Dataset rows of page text
'''
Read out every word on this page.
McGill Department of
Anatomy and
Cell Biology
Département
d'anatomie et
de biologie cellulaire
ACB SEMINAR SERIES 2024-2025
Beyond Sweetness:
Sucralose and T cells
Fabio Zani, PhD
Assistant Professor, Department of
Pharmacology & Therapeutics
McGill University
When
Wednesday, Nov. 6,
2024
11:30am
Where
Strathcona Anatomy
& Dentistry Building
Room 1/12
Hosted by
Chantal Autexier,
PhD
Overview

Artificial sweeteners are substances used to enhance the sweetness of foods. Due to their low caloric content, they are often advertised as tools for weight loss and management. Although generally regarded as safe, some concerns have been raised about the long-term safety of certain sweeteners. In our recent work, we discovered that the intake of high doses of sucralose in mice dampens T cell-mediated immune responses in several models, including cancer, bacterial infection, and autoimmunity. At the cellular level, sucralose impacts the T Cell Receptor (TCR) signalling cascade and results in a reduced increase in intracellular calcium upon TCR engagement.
'''
AIM OF THE TASK: Could you copy out every record above exactly as it appears?

COMPLETED EXERCISE:
Read out every word on this page.
McGill Department of
Anatomy and
Cell Biology
Département
d'anatomie et
de biologie cellulaire
ACB SEMINAR SERIES 2024-2025
Beyond Sweetness:
Sucralose and T cells
Fabio Zani, PhD
Assistant Professor, Department of
Pharmacology & Therapeutics
McGill University
When
Wednesday, Nov. 6,
2024
11:30am
Where
Strathcona Anatomy
& Dentistry Building
Room 1/12
Hosted by
Chantal Autexier,
PhD
Overview

Artificial sweeteners are substances used to enhance the sweetness of foods. Due to their low caloric content, they are often advertised as tools for weight loss and management. Although generally regarded as safe, some concerns have been raised about the long-term safety of certain sweeteners. In our recent work, we discovered that the intake of high doses of sucralose in mice dampens T cell-mediated immune responses in several models, including cancer, bacterial infection, and autoimmunity. At the cellular level, sucralose impacts the T Cell Receptor (TCR) signalling cascade and results in a reduced increase in intracellular calcium upon TCR engagement.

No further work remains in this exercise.